WHAT THE EXERCISE ASKS → Go through the listing and return every line with "JSON" in it.

DATA ENTRIES →

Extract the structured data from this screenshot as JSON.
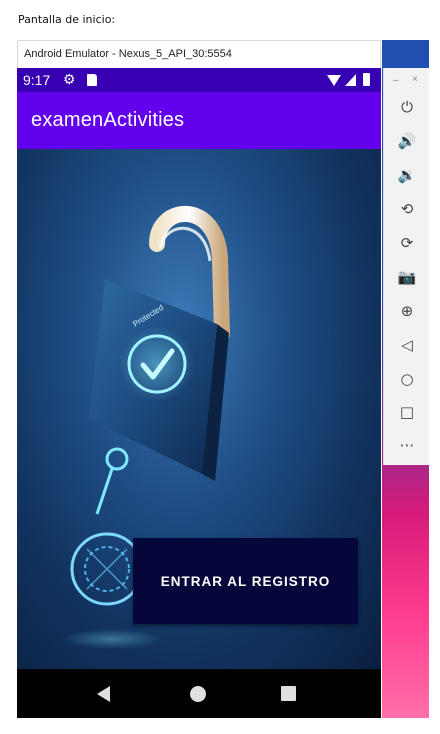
{
  "caption": "Pantalla de inicio:",
  "emulator": {
    "window_title": "Android Emulator - Nexus_5_API_30:5554",
    "minimize_glyph": "–",
    "close_glyph": "×",
    "toolbar": [
      {
        "icon": "power-icon",
        "glyph": "⏻"
      },
      {
        "icon": "volume-up-icon",
        "glyph": "🔊"
      },
      {
        "icon": "volume-down-icon",
        "glyph": "🔉"
      },
      {
        "icon": "rotate-left-icon",
        "glyph": "⟲"
      },
      {
        "icon": "rotate-right-icon",
        "glyph": "⟳"
      },
      {
        "icon": "camera-icon",
        "glyph": "📷"
      },
      {
        "icon": "zoom-icon",
        "glyph": "⊕"
      },
      {
        "icon": "back-icon",
        "glyph": "◁"
      },
      {
        "icon": "home-icon",
        "glyph": "○"
      },
      {
        "icon": "overview-icon",
        "glyph": "□"
      },
      {
        "icon": "more-icon",
        "glyph": "⋯"
      }
    ]
  },
  "status_bar": {
    "time": "9:17",
    "icons": [
      "gear-icon",
      "sd-card-icon",
      "wifi-icon",
      "signal-icon",
      "battery-icon"
    ]
  },
  "app_bar": {
    "title": "examenActivities"
  },
  "main": {
    "enter_button_label": "ENTRAR AL REGISTRO",
    "hero_image": "padlock-security-image",
    "padlock_text": "Protected"
  },
  "nav_bar": {
    "icons": [
      "nav-back-icon",
      "nav-home-icon",
      "nav-recents-icon"
    ]
  },
  "colors": {
    "status_bar": "#3700b3",
    "app_bar": "#6200ee",
    "button_bg": "#05073a",
    "nav_bar": "#000000"
  }
}
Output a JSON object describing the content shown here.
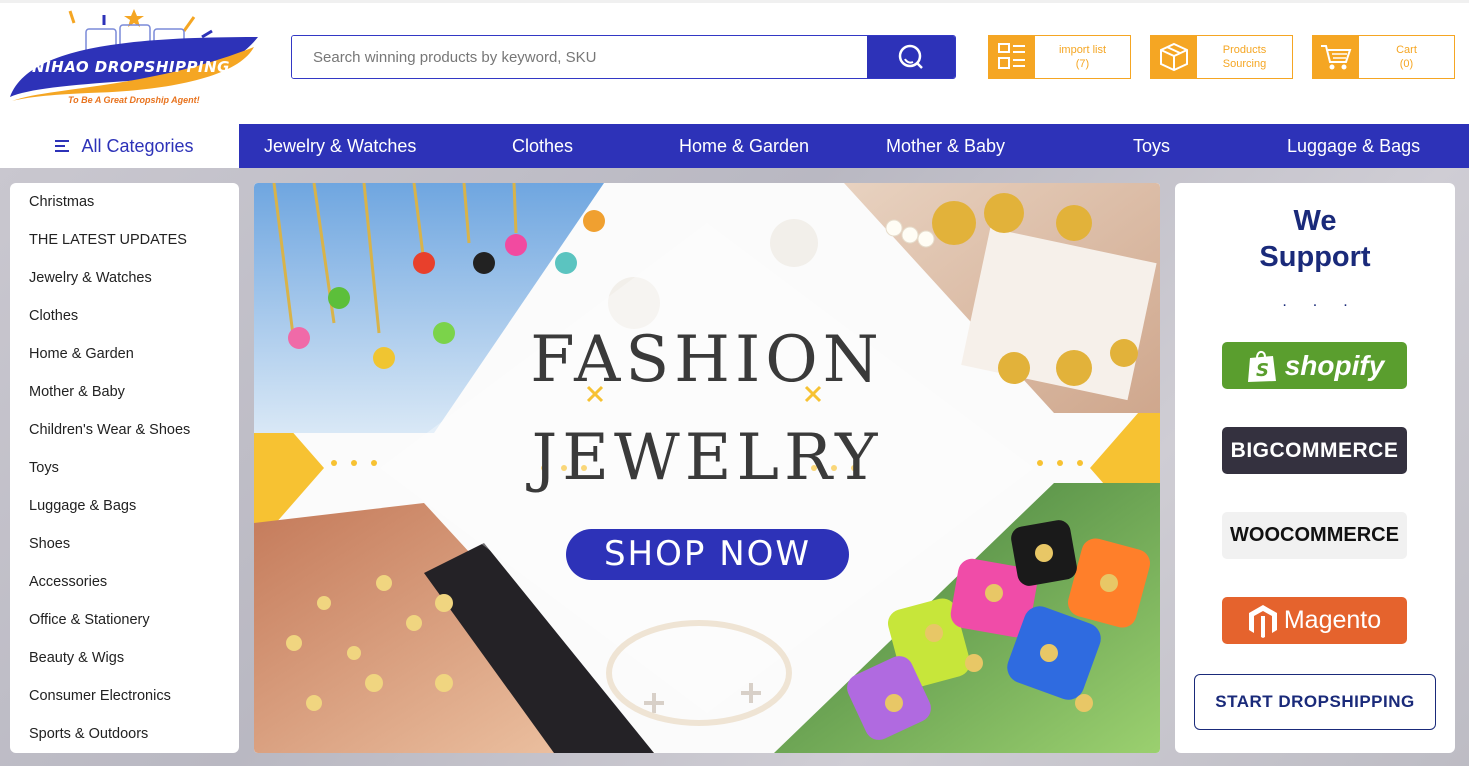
{
  "logo": {
    "name": "NIHAO DROPSHIPPING",
    "tagline": "To Be A Great Dropship Agent!"
  },
  "search": {
    "placeholder": "Search winning products by keyword, SKU",
    "button_icon": "search-icon"
  },
  "header_buttons": [
    {
      "line1": "import list",
      "line2": "(7)",
      "icon": "list-icon"
    },
    {
      "line1": "Products",
      "line2": "Sourcing",
      "icon": "box-icon"
    },
    {
      "line1": "Cart",
      "line2": "(0)",
      "icon": "cart-icon"
    }
  ],
  "nav": {
    "all_label": "All Categories",
    "items": [
      "Jewelry & Watches",
      "Clothes",
      "Home & Garden",
      "Mother & Baby",
      "Toys",
      "Luggage & Bags"
    ]
  },
  "sidebar": {
    "items": [
      "Christmas",
      "THE LATEST UPDATES",
      "Jewelry & Watches",
      "Clothes",
      "Home & Garden",
      "Mother & Baby",
      "Children's Wear & Shoes",
      "Toys",
      "Luggage & Bags",
      "Shoes",
      "Accessories",
      "Office & Stationery",
      "Beauty & Wigs",
      "Consumer Electronics",
      "Sports & Outdoors"
    ]
  },
  "banner": {
    "title_line1": "FASHION",
    "title_line2": "JEWELRY",
    "cta": "SHOP NOW"
  },
  "support": {
    "title_line1": "We",
    "title_line2": "Support",
    "dots": "...",
    "platforms": [
      "shopify",
      "BIGCOMMERCE",
      "WOOCOMMERCE",
      "Magento"
    ],
    "cta": "START DROPSHIPPING"
  },
  "colors": {
    "brand_blue": "#2d32b8",
    "accent_orange": "#f5a623",
    "navy": "#1a2a7a"
  }
}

RESPONSE TO THIS EXERCISE →
Extract the structured data from this screenshot as JSON.
Output a JSON object describing the content shown here.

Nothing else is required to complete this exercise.